Begin PROVIDED RECORDS
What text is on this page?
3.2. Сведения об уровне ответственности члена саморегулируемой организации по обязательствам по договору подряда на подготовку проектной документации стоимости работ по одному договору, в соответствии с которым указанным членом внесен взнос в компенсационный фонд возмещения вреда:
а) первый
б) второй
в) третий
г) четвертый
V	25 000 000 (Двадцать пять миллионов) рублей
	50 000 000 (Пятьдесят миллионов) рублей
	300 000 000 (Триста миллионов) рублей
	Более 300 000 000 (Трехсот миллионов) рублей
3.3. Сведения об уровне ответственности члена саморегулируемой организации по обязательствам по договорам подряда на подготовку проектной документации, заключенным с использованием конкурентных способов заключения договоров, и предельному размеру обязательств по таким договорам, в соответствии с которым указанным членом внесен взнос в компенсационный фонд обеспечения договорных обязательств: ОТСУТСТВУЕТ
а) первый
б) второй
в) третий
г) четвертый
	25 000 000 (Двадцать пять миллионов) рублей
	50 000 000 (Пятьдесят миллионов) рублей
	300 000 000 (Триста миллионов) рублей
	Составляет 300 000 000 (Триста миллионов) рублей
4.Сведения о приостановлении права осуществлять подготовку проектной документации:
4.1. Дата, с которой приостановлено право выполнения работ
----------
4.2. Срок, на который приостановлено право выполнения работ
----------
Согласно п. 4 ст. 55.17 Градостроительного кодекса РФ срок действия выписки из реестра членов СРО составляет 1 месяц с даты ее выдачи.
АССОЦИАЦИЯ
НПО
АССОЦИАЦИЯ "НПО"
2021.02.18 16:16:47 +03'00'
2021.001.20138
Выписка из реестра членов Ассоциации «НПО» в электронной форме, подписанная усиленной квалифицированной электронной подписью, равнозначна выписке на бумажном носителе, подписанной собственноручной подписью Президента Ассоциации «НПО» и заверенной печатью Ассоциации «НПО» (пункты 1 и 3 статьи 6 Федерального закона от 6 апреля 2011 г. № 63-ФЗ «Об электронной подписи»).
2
End PROVIDED RECORDS
### GOAL
Report back each line of the entries that holds the string "членом".

### RESPONSE TO THIS TASK
3.2. Сведения об уровне ответственности члена саморегулируемой организации по обязательствам по договору подряда на подготовку проектной документации стоимости работ по одному договору, в соответствии с которым указанным членом внесен взнос в компенсационный фонд возмещения вреда:
3.3. Сведения об уровне ответственности члена саморегулируемой организации по обязательствам по договорам подряда на подготовку проектной документации, заключенным с использованием конкурентных способов заключения договоров, и предельному размеру обязательств по таким договорам, в соответствии с которым указанным членом внесен взнос в компенсационный фонд обеспечения договорных обязательств: ОТСУТСТВУЕТ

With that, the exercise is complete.